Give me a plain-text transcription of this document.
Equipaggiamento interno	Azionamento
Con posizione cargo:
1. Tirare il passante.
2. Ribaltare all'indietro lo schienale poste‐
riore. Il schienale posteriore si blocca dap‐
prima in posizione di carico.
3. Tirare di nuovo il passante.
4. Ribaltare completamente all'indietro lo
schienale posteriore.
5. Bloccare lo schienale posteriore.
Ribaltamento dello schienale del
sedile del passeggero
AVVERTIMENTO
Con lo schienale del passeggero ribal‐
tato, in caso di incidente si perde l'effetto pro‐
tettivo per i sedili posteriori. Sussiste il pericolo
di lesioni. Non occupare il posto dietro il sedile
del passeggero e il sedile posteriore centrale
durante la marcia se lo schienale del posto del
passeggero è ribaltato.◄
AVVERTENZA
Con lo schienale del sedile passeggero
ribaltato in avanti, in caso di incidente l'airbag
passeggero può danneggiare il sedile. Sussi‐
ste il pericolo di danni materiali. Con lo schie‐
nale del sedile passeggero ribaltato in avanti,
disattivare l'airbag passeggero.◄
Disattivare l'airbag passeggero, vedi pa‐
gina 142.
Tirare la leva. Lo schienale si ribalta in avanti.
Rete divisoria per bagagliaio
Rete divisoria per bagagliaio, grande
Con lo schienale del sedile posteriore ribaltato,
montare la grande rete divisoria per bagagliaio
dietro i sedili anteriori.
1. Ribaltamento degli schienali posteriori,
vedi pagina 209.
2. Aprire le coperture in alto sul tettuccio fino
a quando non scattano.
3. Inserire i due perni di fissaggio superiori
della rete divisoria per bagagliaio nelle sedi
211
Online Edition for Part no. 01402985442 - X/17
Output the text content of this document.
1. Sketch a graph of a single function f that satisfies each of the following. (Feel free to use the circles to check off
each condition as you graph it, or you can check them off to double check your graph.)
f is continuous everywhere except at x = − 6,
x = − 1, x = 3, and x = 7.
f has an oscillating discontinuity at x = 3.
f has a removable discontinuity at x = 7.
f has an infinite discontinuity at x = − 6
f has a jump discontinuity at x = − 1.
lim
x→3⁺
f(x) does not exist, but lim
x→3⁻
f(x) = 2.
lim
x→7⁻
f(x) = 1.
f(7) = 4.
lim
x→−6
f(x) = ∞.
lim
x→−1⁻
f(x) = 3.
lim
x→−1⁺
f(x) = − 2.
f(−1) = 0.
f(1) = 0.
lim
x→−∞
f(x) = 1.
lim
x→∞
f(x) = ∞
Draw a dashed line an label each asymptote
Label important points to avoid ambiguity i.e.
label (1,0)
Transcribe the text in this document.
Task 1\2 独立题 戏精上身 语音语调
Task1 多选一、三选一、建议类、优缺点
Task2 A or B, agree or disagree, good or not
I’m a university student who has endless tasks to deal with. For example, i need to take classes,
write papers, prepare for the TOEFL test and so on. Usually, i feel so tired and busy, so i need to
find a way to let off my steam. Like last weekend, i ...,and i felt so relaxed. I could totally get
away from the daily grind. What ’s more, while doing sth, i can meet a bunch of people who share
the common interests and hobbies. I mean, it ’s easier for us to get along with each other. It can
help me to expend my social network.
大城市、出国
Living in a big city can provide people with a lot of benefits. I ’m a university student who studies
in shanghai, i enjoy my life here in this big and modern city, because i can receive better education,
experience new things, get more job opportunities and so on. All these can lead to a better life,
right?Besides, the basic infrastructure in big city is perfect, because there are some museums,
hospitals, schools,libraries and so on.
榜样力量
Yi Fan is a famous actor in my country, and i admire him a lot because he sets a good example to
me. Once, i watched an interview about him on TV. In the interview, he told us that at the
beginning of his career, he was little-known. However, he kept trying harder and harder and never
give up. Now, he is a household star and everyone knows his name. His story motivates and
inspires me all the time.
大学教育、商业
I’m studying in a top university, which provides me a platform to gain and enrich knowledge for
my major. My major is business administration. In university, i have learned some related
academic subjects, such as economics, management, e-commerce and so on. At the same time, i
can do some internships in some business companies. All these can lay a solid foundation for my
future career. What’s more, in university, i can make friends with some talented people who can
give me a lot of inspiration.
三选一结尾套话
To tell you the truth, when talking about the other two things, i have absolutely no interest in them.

• • •

Required work »
Write out the entries in full, exactly as given.

Solution »
Give me a plain-text transcription of this document.
Equipaggiamento interno	Azionamento
Con posizione cargo:
1. Tirare il passante.
2. Ribaltare all'indietro lo schienale poste‐
riore. Il schienale posteriore si blocca dap‐
prima in posizione di carico.
3. Tirare di nuovo il passante.
4. Ribaltare completamente all'indietro lo
schienale posteriore.
5. Bloccare lo schienale posteriore.
Ribaltamento dello schienale del
sedile del passeggero
AVVERTIMENTO
Con lo schienale del passeggero ribal‐
tato, in caso di incidente si perde l'effetto pro‐
tettivo per i sedili posteriori. Sussiste il pericolo
di lesioni. Non occupare il posto dietro il sedile
del passeggero e il sedile posteriore centrale
durante la marcia se lo schienale del posto del
passeggero è ribaltato.◄
AVVERTENZA
Con lo schienale del sedile passeggero
ribaltato in avanti, in caso di incidente l'airbag
passeggero può danneggiare il sedile. Sussi‐
ste il pericolo di danni materiali. Con lo schie‐
nale del sedile passeggero ribaltato in avanti,
disattivare l'airbag passeggero.◄
Disattivare l'airbag passeggero, vedi pa‐
gina 142.
Tirare la leva. Lo schienale si ribalta in avanti.
Rete divisoria per bagagliaio
Rete divisoria per bagagliaio, grande
Con lo schienale del sedile posteriore ribaltato,
montare la grande rete divisoria per bagagliaio
dietro i sedili anteriori.
1. Ribaltamento degli schienali posteriori,
vedi pagina 209.
2. Aprire le coperture in alto sul tettuccio fino
a quando non scattano.
3. Inserire i due perni di fissaggio superiori
della rete divisoria per bagagliaio nelle sedi
211
Online Edition for Part no. 01402985442 - X/17
Output the text content of this document.
1. Sketch a graph of a single function f that satisfies each of the following. (Feel free to use the circles to check off
each condition as you graph it, or you can check them off to double check your graph.)
f is continuous everywhere except at x = − 6,
x = − 1, x = 3, and x = 7.
f has an oscillating discontinuity at x = 3.
f has a removable discontinuity at x = 7.
f has an infinite discontinuity at x = − 6
f has a jump discontinuity at x = − 1.
lim
x→3⁺
f(x) does not exist, but lim
x→3⁻
f(x) = 2.
lim
x→7⁻
f(x) = 1.
f(7) = 4.
lim
x→−6
f(x) = ∞.
lim
x→−1⁻
f(x) = 3.
lim
x→−1⁺
f(x) = − 2.
f(−1) = 0.
f(1) = 0.
lim
x→−∞
f(x) = 1.
lim
x→∞
f(x) = ∞
Draw a dashed line an label each asymptote
Label important points to avoid ambiguity i.e.
label (1,0)
Transcribe the text in this document.
Task 1\2 独立题 戏精上身 语音语调
Task1 多选一、三选一、建议类、优缺点
Task2 A or B, agree or disagree, good or not
I’m a university student who has endless tasks to deal with. For example, i need to take classes,
write papers, prepare for the TOEFL test and so on. Usually, i feel so tired and busy, so i need to
find a way to let off my steam. Like last weekend, i ...,and i felt so relaxed. I could totally get
away from the daily grind. What ’s more, while doing sth, i can meet a bunch of people who share
the common interests and hobbies. I mean, it ’s easier for us to get along with each other. It can
help me to expend my social network.
大城市、出国
Living in a big city can provide people with a lot of benefits. I ’m a university student who studies
in shanghai, i enjoy my life here in this big and modern city, because i can receive better education,
experience new things, get more job opportunities and so on. All these can lead to a better life,
right?Besides, the basic infrastructure in big city is perfect, because there are some museums,
hospitals, schools,libraries and so on.
榜样力量
Yi Fan is a famous actor in my country, and i admire him a lot because he sets a good example to
me. Once, i watched an interview about him on TV. In the interview, he told us that at the
beginning of his career, he was little-known. However, he kept trying harder and harder and never
give up. Now, he is a household star and everyone knows his name. His story motivates and
inspires me all the time.
大学教育、商业
I’m studying in a top university, which provides me a platform to gain and enrich knowledge for
my major. My major is business administration. In university, i have learned some related
academic subjects, such as economics, management, e-commerce and so on. At the same time, i
can do some internships in some business companies. All these can lay a solid foundation for my
future career. What’s more, in university, i can make friends with some talented people who can
give me a lot of inspiration.
三选一结尾套话
To tell you the truth, when talking about the other two things, i have absolutely no interest in them.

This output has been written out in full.